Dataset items
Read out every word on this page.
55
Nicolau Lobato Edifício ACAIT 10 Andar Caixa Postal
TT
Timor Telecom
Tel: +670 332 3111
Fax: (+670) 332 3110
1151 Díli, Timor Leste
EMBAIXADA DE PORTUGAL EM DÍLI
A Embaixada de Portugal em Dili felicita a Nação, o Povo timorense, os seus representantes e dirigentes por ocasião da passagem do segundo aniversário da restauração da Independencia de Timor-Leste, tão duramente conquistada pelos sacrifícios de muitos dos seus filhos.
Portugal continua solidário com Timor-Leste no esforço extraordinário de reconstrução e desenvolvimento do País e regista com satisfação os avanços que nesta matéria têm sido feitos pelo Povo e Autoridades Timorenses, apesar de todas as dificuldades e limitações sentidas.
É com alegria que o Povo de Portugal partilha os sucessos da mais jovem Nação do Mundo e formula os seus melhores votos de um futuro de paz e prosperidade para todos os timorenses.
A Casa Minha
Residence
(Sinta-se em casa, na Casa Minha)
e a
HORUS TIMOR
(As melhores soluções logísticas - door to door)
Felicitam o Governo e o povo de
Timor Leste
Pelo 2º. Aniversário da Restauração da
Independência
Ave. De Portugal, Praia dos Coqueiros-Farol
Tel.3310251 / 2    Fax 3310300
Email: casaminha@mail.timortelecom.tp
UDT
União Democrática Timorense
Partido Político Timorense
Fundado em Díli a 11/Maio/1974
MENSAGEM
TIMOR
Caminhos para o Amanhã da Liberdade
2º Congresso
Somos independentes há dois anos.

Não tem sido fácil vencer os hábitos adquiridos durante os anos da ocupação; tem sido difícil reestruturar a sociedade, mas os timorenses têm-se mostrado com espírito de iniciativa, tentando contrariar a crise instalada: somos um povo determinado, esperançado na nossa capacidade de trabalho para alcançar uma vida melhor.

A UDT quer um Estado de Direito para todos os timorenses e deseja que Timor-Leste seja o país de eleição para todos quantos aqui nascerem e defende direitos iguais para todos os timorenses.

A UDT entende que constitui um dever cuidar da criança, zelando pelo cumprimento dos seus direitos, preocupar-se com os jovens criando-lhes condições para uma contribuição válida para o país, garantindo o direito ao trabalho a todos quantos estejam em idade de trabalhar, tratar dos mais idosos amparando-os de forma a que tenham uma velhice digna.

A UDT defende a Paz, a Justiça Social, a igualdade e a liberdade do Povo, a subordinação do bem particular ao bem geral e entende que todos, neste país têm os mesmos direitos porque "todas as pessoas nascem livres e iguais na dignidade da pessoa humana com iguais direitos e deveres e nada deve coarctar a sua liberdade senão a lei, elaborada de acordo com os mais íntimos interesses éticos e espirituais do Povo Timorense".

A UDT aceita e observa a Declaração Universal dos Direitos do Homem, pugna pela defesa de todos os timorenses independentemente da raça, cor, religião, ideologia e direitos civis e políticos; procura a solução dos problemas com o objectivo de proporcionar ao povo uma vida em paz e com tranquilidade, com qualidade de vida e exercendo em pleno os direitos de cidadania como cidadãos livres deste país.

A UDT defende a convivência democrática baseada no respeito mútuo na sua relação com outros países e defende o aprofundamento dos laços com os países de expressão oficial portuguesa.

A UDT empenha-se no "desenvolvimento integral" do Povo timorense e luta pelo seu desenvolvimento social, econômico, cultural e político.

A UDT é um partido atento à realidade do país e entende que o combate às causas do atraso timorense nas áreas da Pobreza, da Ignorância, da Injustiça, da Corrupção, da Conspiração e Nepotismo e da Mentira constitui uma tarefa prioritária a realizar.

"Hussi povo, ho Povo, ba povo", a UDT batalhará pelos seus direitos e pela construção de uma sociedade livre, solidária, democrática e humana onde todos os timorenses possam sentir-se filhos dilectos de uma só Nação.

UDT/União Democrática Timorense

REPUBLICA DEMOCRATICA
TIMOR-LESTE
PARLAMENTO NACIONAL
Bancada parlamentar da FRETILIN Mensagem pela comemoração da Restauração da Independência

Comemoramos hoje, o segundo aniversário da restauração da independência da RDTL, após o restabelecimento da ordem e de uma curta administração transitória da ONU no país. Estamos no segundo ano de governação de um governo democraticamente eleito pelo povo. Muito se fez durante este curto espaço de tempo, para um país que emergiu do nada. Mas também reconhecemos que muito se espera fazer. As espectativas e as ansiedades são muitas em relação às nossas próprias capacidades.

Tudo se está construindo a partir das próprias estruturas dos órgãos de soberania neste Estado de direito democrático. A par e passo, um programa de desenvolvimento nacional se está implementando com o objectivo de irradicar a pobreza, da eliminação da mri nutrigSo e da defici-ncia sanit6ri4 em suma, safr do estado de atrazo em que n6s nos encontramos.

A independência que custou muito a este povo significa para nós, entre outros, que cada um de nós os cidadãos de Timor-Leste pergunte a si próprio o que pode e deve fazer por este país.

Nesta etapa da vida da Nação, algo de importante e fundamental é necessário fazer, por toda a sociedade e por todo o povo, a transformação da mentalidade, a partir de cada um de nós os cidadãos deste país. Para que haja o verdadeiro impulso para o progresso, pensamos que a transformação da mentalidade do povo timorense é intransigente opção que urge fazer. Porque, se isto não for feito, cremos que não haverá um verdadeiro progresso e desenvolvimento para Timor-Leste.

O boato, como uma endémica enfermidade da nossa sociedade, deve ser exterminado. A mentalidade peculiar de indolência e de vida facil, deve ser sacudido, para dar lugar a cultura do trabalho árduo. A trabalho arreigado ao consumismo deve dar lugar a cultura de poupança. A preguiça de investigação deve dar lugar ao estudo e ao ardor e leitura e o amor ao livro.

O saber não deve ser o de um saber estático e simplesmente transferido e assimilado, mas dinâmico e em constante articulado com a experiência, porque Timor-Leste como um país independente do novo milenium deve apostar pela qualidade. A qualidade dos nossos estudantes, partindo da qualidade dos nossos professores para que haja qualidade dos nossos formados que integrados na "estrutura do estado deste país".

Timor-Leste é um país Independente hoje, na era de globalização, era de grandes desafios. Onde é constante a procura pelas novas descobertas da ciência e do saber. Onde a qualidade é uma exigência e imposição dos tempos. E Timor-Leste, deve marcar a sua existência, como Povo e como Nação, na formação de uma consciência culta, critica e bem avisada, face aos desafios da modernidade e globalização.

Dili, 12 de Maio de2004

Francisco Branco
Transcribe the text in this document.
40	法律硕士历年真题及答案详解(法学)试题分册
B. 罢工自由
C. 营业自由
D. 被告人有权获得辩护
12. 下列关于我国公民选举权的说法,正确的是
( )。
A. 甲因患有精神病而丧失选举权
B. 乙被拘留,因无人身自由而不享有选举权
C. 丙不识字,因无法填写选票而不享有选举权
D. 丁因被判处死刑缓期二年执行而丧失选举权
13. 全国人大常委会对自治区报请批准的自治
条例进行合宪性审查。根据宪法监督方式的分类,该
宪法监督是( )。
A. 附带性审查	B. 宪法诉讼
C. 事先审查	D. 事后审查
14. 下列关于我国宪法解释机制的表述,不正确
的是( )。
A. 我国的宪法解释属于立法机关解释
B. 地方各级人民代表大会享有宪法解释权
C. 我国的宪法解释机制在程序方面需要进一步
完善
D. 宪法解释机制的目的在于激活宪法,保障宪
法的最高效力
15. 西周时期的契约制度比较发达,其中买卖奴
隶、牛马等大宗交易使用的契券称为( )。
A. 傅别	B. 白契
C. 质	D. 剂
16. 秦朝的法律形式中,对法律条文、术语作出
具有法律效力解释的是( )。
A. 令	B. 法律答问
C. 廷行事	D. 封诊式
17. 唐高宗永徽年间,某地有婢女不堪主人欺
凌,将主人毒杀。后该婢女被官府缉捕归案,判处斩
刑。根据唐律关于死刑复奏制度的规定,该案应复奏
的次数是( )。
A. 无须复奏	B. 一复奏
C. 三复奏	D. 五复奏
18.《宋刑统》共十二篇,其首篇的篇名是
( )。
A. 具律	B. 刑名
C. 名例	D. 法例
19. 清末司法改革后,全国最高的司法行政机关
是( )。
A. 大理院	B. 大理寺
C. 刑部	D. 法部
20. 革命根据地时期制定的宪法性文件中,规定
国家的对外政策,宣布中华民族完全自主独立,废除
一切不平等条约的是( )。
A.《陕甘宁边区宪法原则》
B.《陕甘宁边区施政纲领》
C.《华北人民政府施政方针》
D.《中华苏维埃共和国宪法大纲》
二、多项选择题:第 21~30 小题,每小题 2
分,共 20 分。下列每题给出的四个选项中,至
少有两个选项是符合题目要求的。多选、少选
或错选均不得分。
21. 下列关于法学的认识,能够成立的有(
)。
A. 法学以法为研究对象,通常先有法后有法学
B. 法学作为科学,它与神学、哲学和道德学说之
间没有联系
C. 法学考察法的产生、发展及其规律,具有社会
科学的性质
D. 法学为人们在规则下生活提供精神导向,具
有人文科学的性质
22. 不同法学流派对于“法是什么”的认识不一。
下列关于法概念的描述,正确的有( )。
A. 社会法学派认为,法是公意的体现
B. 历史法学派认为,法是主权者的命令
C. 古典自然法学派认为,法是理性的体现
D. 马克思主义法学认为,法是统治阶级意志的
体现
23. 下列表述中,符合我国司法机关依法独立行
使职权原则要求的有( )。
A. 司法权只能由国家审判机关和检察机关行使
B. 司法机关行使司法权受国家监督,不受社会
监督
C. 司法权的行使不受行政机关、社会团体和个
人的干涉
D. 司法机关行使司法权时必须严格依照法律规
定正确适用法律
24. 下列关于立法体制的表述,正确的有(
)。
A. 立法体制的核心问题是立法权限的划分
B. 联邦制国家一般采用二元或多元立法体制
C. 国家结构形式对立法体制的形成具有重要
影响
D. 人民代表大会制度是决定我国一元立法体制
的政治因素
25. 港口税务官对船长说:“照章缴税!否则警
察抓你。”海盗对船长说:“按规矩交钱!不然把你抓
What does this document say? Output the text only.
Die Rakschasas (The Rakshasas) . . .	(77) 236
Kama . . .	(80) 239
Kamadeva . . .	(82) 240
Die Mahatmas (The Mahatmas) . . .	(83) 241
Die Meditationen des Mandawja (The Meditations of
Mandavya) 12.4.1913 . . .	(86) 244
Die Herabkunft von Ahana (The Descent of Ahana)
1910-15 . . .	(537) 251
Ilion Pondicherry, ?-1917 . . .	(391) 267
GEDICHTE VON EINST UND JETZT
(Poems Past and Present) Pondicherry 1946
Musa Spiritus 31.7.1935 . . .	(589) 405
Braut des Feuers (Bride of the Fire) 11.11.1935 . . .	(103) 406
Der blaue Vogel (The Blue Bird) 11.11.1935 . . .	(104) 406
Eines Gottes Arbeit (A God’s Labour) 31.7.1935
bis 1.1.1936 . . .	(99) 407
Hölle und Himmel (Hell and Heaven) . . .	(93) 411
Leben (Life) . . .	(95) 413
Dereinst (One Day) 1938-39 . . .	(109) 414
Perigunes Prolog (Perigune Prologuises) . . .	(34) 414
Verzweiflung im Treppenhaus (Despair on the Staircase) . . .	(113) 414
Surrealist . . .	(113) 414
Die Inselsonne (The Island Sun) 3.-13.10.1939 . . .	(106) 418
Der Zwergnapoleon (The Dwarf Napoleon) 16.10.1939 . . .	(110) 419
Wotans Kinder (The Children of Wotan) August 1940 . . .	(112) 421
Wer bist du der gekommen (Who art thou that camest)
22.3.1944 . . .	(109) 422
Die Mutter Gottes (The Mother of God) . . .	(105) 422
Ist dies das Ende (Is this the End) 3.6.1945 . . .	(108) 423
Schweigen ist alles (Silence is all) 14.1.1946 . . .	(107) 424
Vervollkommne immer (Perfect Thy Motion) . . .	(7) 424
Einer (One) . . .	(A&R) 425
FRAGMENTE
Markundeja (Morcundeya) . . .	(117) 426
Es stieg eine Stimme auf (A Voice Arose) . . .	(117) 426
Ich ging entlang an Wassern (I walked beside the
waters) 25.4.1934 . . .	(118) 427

*GOAL OF THE EXERCISE*. Copy out exactly the lines between the line with "What does this" and the last line of the entries, counting both of those lines.

*REPLY*.
What does this document say? Output the text only.
Die Rakschasas (The Rakshasas) . . .	(77) 236
Kama . . .	(80) 239
Kamadeva . . .	(82) 240
Die Mahatmas (The Mahatmas) . . .	(83) 241
Die Meditationen des Mandawja (The Meditations of
Mandavya) 12.4.1913 . . .	(86) 244
Die Herabkunft von Ahana (The Descent of Ahana)
1910-15 . . .	(537) 251
Ilion Pondicherry, ?-1917 . . .	(391) 267
GEDICHTE VON EINST UND JETZT
(Poems Past and Present) Pondicherry 1946
Musa Spiritus 31.7.1935 . . .	(589) 405
Braut des Feuers (Bride of the Fire) 11.11.1935 . . .	(103) 406
Der blaue Vogel (The Blue Bird) 11.11.1935 . . .	(104) 406
Eines Gottes Arbeit (A God’s Labour) 31.7.1935
bis 1.1.1936 . . .	(99) 407
Hölle und Himmel (Hell and Heaven) . . .	(93) 411
Leben (Life) . . .	(95) 413
Dereinst (One Day) 1938-39 . . .	(109) 414
Perigunes Prolog (Perigune Prologuises) . . .	(34) 414
Verzweiflung im Treppenhaus (Despair on the Staircase) . . .	(113) 414
Surrealist . . .	(113) 414
Die Inselsonne (The Island Sun) 3.-13.10.1939 . . .	(106) 418
Der Zwergnapoleon (The Dwarf Napoleon) 16.10.1939 . . .	(110) 419
Wotans Kinder (The Children of Wotan) August 1940 . . .	(112) 421
Wer bist du der gekommen (Who art thou that camest)
22.3.1944 . . .	(109) 422
Die Mutter Gottes (The Mother of God) . . .	(105) 422
Ist dies das Ende (Is this the End) 3.6.1945 . . .	(108) 423
Schweigen ist alles (Silence is all) 14.1.1946 . . .	(107) 424
Vervollkommne immer (Perfect Thy Motion) . . .	(7) 424
Einer (One) . . .	(A&R) 425
FRAGMENTE
Markundeja (Morcundeya) . . .	(117) 426
Es stieg eine Stimme auf (A Voice Arose) . . .	(117) 426
Ich ging entlang an Wassern (I walked beside the
waters) 25.4.1934 . . .	(118) 427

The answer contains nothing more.